* What you have to do
Copy every line of the data in which the word "ราคาไม" occurs.

[Dataset items]
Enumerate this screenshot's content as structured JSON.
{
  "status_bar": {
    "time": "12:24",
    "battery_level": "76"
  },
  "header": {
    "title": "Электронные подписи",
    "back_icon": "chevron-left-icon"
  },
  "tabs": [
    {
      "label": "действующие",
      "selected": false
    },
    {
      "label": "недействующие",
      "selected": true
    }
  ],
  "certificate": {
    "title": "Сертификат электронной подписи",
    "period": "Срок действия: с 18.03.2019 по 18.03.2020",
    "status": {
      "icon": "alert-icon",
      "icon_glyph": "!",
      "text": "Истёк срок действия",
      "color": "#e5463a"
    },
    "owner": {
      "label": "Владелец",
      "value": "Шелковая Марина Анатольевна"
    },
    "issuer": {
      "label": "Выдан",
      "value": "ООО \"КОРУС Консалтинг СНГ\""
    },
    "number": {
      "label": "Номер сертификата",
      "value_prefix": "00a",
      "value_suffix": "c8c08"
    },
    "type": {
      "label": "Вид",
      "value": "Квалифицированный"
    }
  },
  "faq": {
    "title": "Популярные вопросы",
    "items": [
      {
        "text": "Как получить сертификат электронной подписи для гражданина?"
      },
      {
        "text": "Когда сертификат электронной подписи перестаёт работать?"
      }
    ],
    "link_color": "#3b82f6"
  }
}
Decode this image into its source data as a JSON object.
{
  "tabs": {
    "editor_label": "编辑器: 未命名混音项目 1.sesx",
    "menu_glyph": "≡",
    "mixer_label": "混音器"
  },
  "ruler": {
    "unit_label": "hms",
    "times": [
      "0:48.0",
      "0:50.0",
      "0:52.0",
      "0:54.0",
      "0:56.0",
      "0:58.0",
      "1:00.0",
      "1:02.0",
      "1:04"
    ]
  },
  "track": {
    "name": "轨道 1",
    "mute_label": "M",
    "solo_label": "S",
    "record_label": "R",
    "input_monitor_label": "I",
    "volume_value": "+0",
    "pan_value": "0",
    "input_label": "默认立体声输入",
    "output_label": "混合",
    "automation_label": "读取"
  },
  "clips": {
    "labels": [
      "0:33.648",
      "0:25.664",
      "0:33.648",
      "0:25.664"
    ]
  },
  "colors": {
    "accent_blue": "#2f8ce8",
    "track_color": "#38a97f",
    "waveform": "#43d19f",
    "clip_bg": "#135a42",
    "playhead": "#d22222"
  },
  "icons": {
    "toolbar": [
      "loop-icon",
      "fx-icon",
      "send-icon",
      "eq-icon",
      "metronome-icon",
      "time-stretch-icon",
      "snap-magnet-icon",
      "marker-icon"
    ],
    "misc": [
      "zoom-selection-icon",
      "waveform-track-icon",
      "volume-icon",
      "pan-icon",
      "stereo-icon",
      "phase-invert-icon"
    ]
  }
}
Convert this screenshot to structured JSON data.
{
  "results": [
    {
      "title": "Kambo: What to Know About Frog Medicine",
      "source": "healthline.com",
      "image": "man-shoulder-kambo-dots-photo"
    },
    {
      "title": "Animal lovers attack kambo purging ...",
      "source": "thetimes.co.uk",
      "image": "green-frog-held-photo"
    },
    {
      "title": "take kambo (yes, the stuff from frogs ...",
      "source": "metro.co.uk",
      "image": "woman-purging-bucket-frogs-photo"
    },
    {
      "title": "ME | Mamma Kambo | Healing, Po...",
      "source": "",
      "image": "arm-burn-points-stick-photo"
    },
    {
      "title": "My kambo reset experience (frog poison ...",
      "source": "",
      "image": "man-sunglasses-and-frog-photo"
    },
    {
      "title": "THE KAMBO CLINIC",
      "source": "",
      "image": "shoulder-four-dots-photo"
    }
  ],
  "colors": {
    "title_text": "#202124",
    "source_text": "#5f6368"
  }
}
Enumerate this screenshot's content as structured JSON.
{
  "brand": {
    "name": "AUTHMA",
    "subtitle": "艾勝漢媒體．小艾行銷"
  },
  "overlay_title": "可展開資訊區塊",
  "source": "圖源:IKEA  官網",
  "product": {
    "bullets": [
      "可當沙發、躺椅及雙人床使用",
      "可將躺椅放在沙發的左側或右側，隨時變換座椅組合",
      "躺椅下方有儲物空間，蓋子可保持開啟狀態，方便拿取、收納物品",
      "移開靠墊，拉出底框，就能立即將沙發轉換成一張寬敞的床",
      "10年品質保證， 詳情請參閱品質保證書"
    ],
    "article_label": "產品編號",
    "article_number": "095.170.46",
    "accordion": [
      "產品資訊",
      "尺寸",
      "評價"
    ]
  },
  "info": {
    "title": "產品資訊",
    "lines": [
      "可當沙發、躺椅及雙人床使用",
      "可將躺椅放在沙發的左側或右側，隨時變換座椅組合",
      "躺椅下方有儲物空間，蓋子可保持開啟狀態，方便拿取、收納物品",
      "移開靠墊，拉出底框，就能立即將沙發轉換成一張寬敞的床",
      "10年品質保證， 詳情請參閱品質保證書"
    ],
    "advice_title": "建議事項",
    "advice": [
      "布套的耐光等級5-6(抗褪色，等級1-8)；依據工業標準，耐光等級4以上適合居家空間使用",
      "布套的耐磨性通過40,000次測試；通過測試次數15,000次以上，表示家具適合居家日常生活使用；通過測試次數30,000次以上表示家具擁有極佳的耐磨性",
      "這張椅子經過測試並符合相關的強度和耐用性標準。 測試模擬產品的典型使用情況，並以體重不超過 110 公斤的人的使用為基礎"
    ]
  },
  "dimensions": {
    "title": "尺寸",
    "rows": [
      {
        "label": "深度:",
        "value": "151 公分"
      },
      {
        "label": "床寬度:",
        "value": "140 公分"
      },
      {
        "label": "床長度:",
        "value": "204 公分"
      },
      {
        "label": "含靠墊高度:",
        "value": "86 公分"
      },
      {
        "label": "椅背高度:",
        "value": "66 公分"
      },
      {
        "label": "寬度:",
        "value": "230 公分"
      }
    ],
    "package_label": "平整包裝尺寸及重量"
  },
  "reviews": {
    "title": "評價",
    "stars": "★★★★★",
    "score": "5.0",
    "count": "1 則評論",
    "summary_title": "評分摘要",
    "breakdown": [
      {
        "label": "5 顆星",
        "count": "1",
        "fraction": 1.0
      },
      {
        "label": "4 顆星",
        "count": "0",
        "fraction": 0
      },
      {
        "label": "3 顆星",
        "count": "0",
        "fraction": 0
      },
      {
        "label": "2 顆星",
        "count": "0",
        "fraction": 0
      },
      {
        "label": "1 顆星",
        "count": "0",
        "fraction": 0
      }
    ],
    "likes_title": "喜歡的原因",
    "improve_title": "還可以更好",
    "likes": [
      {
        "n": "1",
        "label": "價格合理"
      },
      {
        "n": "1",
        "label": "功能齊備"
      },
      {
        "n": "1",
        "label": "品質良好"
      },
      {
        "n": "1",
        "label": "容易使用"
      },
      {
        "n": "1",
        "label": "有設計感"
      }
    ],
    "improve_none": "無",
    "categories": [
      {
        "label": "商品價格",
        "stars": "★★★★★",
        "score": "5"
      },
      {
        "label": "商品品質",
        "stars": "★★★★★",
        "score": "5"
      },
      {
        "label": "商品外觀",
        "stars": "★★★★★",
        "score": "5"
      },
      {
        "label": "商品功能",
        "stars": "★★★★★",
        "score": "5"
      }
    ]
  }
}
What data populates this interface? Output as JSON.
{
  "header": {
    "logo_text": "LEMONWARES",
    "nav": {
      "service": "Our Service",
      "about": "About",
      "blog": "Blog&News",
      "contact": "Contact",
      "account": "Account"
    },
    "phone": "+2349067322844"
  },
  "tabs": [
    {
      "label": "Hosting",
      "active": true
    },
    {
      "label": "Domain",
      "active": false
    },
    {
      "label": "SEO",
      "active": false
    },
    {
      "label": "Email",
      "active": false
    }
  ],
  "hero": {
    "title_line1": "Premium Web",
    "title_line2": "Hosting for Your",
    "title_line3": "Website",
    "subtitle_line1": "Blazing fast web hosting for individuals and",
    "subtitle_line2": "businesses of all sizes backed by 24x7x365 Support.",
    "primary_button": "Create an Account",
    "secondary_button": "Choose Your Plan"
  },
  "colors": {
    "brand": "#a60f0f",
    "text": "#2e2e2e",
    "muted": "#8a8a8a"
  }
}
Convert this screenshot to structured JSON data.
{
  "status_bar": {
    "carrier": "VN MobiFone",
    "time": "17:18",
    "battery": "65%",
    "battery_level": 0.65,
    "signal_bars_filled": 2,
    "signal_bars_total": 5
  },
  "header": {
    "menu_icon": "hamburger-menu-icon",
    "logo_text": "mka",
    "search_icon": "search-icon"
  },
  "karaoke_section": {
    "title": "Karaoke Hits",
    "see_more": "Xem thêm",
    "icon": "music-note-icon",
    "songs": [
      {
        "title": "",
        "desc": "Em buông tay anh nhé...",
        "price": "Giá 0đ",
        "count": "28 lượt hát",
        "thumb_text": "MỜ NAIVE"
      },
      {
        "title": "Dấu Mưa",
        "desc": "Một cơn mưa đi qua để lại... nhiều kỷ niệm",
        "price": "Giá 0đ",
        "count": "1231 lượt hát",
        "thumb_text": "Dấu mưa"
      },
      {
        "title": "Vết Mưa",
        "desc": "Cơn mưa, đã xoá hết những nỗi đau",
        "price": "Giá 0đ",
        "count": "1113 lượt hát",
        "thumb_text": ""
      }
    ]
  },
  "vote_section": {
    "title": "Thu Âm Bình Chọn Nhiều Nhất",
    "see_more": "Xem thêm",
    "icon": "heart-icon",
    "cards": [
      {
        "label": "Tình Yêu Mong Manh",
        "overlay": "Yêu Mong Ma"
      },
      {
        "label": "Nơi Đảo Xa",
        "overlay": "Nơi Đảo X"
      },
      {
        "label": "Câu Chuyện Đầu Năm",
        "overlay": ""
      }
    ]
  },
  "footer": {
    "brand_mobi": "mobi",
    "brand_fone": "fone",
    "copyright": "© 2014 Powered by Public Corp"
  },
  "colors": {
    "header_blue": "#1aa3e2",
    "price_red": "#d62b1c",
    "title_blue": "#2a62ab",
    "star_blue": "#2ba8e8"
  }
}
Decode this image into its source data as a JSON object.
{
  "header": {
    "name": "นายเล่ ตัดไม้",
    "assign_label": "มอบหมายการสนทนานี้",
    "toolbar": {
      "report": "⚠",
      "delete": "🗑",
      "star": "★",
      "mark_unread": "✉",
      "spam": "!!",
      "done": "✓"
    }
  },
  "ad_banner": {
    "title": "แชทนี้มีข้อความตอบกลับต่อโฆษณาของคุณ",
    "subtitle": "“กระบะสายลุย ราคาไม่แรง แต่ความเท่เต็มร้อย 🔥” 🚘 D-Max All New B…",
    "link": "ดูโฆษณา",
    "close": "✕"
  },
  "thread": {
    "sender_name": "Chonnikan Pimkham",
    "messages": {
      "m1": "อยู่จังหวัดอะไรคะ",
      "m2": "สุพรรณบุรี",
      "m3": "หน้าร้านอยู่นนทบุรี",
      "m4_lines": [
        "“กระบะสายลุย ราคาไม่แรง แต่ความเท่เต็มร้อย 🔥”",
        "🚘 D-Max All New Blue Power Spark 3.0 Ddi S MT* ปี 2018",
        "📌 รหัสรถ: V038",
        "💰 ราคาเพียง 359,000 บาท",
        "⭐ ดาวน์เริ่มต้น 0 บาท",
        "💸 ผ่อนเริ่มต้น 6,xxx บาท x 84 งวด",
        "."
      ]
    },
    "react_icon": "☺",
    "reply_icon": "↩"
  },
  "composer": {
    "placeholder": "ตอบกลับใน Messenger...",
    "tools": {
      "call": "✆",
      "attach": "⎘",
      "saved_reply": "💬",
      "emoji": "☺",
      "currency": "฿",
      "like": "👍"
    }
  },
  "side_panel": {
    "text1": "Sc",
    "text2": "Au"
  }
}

* Solution
    "subtitle": "“กระบะสายลุย ราคาไม่แรง แต่ความเท่เต็มร้อย 🔥” 🚘 D-Max All New B…",
        "“กระบะสายลุย ราคาไม่แรง แต่ความเท่เต็มร้อย 🔥”",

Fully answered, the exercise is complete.